▶ EXERCISE AIM:
Reproduce every record exactly as it appears, but not the pictures.

▶ STORED DATA:
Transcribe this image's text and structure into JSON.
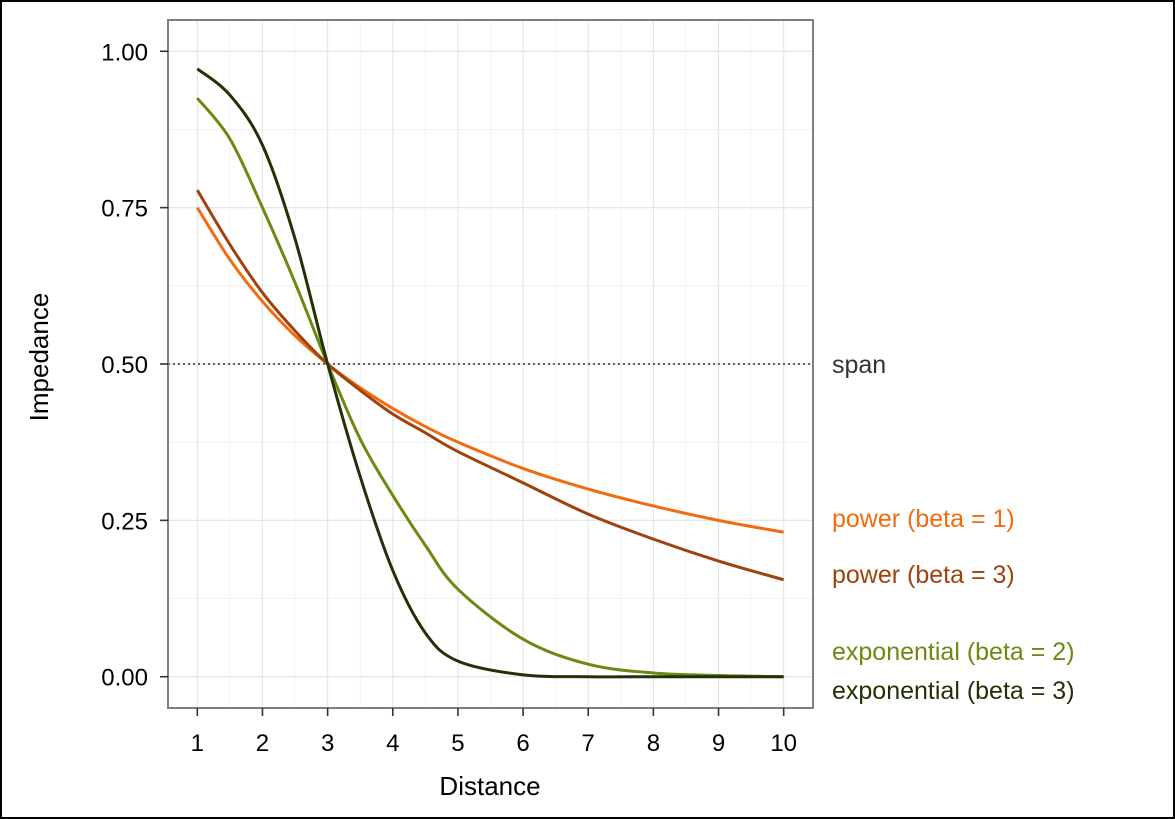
{
  "chart_data": {
    "type": "line",
    "title": "",
    "xlabel": "Distance",
    "ylabel": "Impedance",
    "xlim": [
      0.55,
      10.45
    ],
    "ylim": [
      -0.05,
      1.05
    ],
    "x_ticks": [
      "1",
      "2",
      "3",
      "4",
      "5",
      "6",
      "7",
      "8",
      "9",
      "10"
    ],
    "y_ticks": [
      "0.00",
      "0.25",
      "0.50",
      "0.75",
      "1.00"
    ],
    "grid": true,
    "reference_line": {
      "y": 0.5,
      "label": "span",
      "style": "dotted",
      "color": "#333333"
    },
    "x": [
      1,
      1.5,
      2,
      2.5,
      3,
      3.5,
      4,
      4.5,
      5,
      6,
      7,
      8,
      9,
      10
    ],
    "series": [
      {
        "name": "power (beta = 1)",
        "color": "#F26B10",
        "values": [
          0.75,
          0.667,
          0.6,
          0.545,
          0.5,
          0.462,
          0.429,
          0.4,
          0.375,
          0.333,
          0.3,
          0.273,
          0.25,
          0.231
        ]
      },
      {
        "name": "power (beta = 3)",
        "color": "#A0420E",
        "values": [
          0.778,
          0.691,
          0.614,
          0.553,
          0.5,
          0.458,
          0.42,
          0.39,
          0.36,
          0.31,
          0.26,
          0.22,
          0.185,
          0.155
        ]
      },
      {
        "name": "exponential (beta = 2)",
        "color": "#6B8A12",
        "values": [
          0.925,
          0.86,
          0.75,
          0.63,
          0.5,
          0.38,
          0.29,
          0.21,
          0.14,
          0.06,
          0.02,
          0.006,
          0.002,
          0.0
        ]
      },
      {
        "name": "exponential (beta = 3)",
        "color": "#233109",
        "values": [
          0.972,
          0.93,
          0.85,
          0.7,
          0.5,
          0.32,
          0.17,
          0.07,
          0.025,
          0.003,
          0.0,
          0.0,
          0.0,
          0.0
        ]
      }
    ]
  }
}
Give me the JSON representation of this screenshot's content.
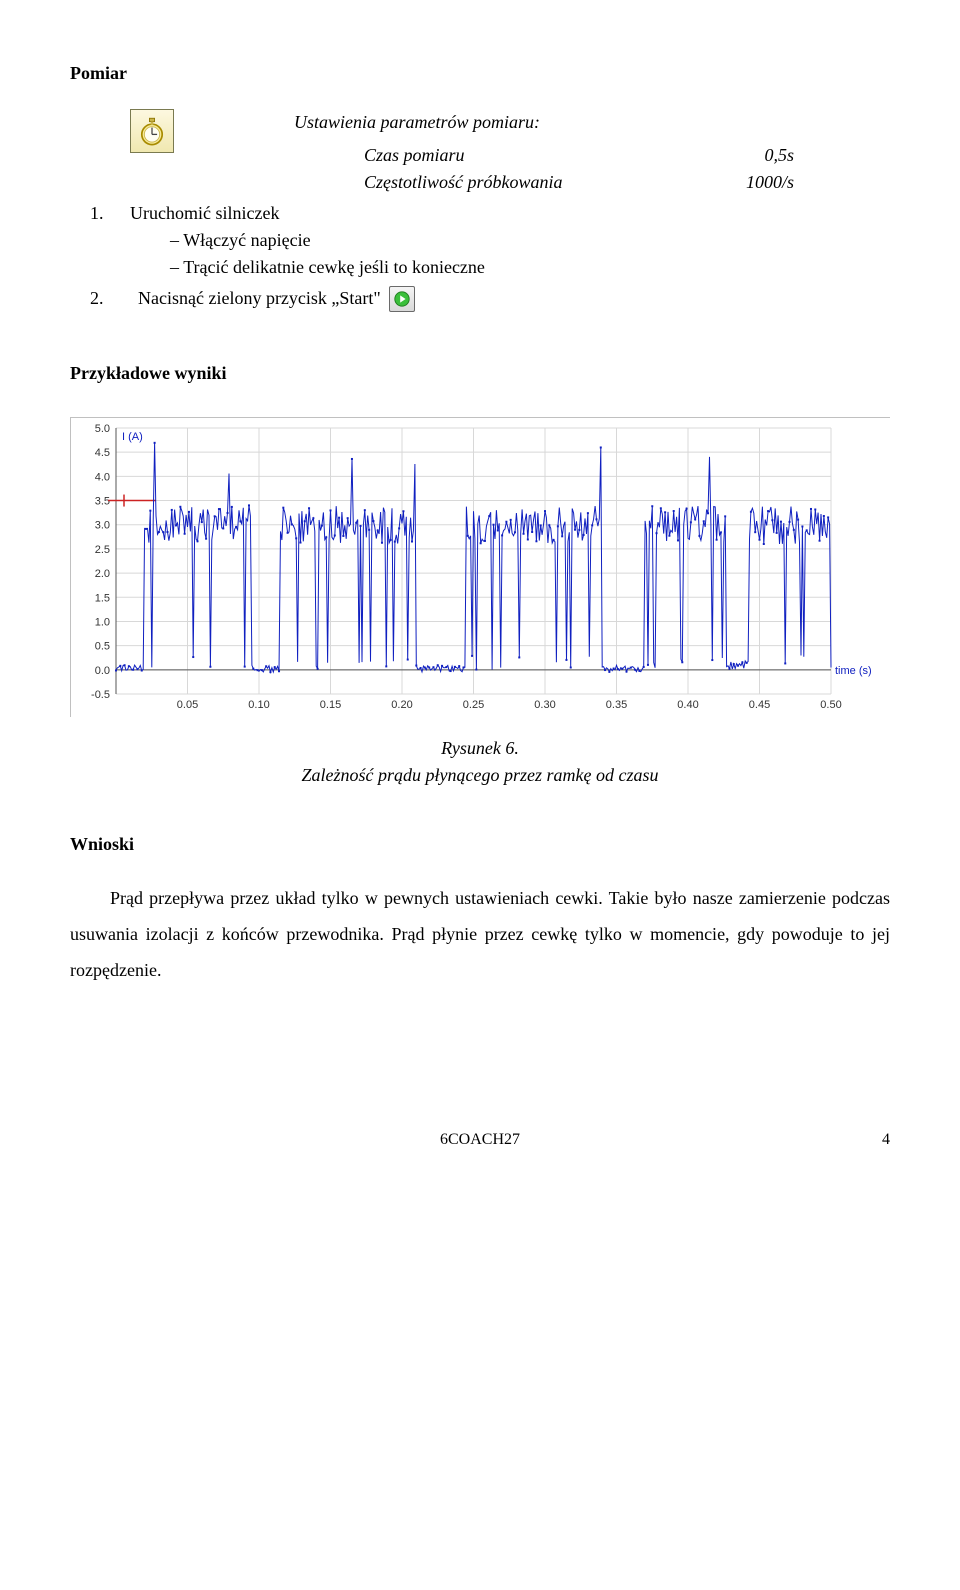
{
  "heading_pomiar": "Pomiar",
  "params": {
    "title": "Ustawienia parametrów pomiaru:",
    "rows": [
      {
        "label": "Czas pomiaru",
        "value": "0,5s"
      },
      {
        "label": "Częstotliwość próbkowania",
        "value": "1000/s"
      }
    ]
  },
  "step1_num": "1.",
  "step1_text": "Uruchomić silniczek",
  "step1_sub1": "Włączyć napięcie",
  "step1_sub2": "Trącić delikatnie cewkę jeśli to konieczne",
  "step2_num": "2.",
  "step2_text": "Nacisnąć zielony przycisk „Start\"",
  "heading_wyniki": "Przykładowe wyniki",
  "chart": {
    "type": "line",
    "y_label": "I (A)",
    "x_label": "time (s)",
    "y_ticks": [
      "5.0",
      "4.5",
      "4.0",
      "3.5",
      "3.0",
      "2.5",
      "2.0",
      "1.5",
      "1.0",
      "0.5",
      "0.0",
      "-0.5"
    ],
    "x_ticks": [
      "0.05",
      "0.10",
      "0.15",
      "0.20",
      "0.25",
      "0.30",
      "0.35",
      "0.40",
      "0.45",
      "0.50"
    ],
    "ylim": [
      -0.5,
      5.0
    ],
    "xlim": [
      0,
      0.5
    ],
    "line_color": "#1020c0",
    "marker_color": "#1020c0",
    "grid_color": "#d8d8d8",
    "axis_color": "#555555",
    "background_color": "#ffffff",
    "marker_size": 2,
    "line_width": 1,
    "cursor_line_color": "#cc2222",
    "cursor_y": 3.5
  },
  "fig_caption_1": "Rysunek 6.",
  "fig_caption_2": "Zależność prądu płynącego przez ramkę od czasu",
  "heading_wnioski": "Wnioski",
  "wnioski_body": "Prąd przepływa przez układ tylko w pewnych ustawieniach cewki. Takie było nasze zamierzenie podczas usuwania izolacji z końców przewodnika. Prąd płynie przez cewkę tylko w momencie, gdy powoduje to jej rozpędzenie.",
  "footer_code": "6COACH27",
  "page_number": "4"
}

▶ SOLUTION TO THE EXERCISE:
Transcribe this image's text and structure into JSON.
{
  "chart_data": {
    "type": "line",
    "title": "",
    "xlabel": "Distance",
    "ylabel": "Impedance",
    "xlim": [
      0.55,
      10.45
    ],
    "ylim": [
      -0.05,
      1.05
    ],
    "x_ticks": [
      "1",
      "2",
      "3",
      "4",
      "5",
      "6",
      "7",
      "8",
      "9",
      "10"
    ],
    "y_ticks": [
      "0.00",
      "0.25",
      "0.50",
      "0.75",
      "1.00"
    ],
    "grid": true,
    "reference_line": {
      "y": 0.5,
      "label": "span",
      "style": "dotted",
      "color": "#333333"
    },
    "x": [
      1,
      1.5,
      2,
      2.5,
      3,
      3.5,
      4,
      4.5,
      5,
      6,
      7,
      8,
      9,
      10
    ],
    "series": [
      {
        "name": "power (beta = 1)",
        "color": "#F26B10",
        "values": [
          0.75,
          0.667,
          0.6,
          0.545,
          0.5,
          0.462,
          0.429,
          0.4,
          0.375,
          0.333,
          0.3,
          0.273,
          0.25,
          0.231
        ]
      },
      {
        "name": "power (beta = 3)",
        "color": "#A0420E",
        "values": [
          0.778,
          0.691,
          0.614,
          0.553,
          0.5,
          0.458,
          0.42,
          0.39,
          0.36,
          0.31,
          0.26,
          0.22,
          0.185,
          0.155
        ]
      },
      {
        "name": "exponential (beta = 2)",
        "color": "#6B8A12",
        "values": [
          0.925,
          0.86,
          0.75,
          0.63,
          0.5,
          0.38,
          0.29,
          0.21,
          0.14,
          0.06,
          0.02,
          0.006,
          0.002,
          0.0
        ]
      },
      {
        "name": "exponential (beta = 3)",
        "color": "#233109",
        "values": [
          0.972,
          0.93,
          0.85,
          0.7,
          0.5,
          0.32,
          0.17,
          0.07,
          0.025,
          0.003,
          0.0,
          0.0,
          0.0,
          0.0
        ]
      }
    ]
  }
}
Give me the JSON representation of this screenshot's content.
{
  "heading_pomiar": "Pomiar",
  "params": {
    "title": "Ustawienia parametrów pomiaru:",
    "rows": [
      {
        "label": "Czas pomiaru",
        "value": "0,5s"
      },
      {
        "label": "Częstotliwość próbkowania",
        "value": "1000/s"
      }
    ]
  },
  "step1_num": "1.",
  "step1_text": "Uruchomić silniczek",
  "step1_sub1": "Włączyć napięcie",
  "step1_sub2": "Trącić delikatnie cewkę jeśli to konieczne",
  "step2_num": "2.",
  "step2_text": "Nacisnąć zielony przycisk „Start\"",
  "heading_wyniki": "Przykładowe wyniki",
  "chart": {
    "type": "line",
    "y_label": "I (A)",
    "x_label": "time (s)",
    "y_ticks": [
      "5.0",
      "4.5",
      "4.0",
      "3.5",
      "3.0",
      "2.5",
      "2.0",
      "1.5",
      "1.0",
      "0.5",
      "0.0",
      "-0.5"
    ],
    "x_ticks": [
      "0.05",
      "0.10",
      "0.15",
      "0.20",
      "0.25",
      "0.30",
      "0.35",
      "0.40",
      "0.45",
      "0.50"
    ],
    "ylim": [
      -0.5,
      5.0
    ],
    "xlim": [
      0,
      0.5
    ],
    "line_color": "#1020c0",
    "marker_color": "#1020c0",
    "grid_color": "#d8d8d8",
    "axis_color": "#555555",
    "background_color": "#ffffff",
    "marker_size": 2,
    "line_width": 1,
    "cursor_line_color": "#cc2222",
    "cursor_y": 3.5
  },
  "fig_caption_1": "Rysunek 6.",
  "fig_caption_2": "Zależność prądu płynącego przez ramkę od czasu",
  "heading_wnioski": "Wnioski",
  "wnioski_body": "Prąd przepływa przez układ tylko w pewnych ustawieniach cewki. Takie było nasze zamierzenie podczas usuwania izolacji z końców przewodnika. Prąd płynie przez cewkę tylko w momencie, gdy powoduje to jej rozpędzenie.",
  "footer_code": "6COACH27",
  "page_number": "4"
}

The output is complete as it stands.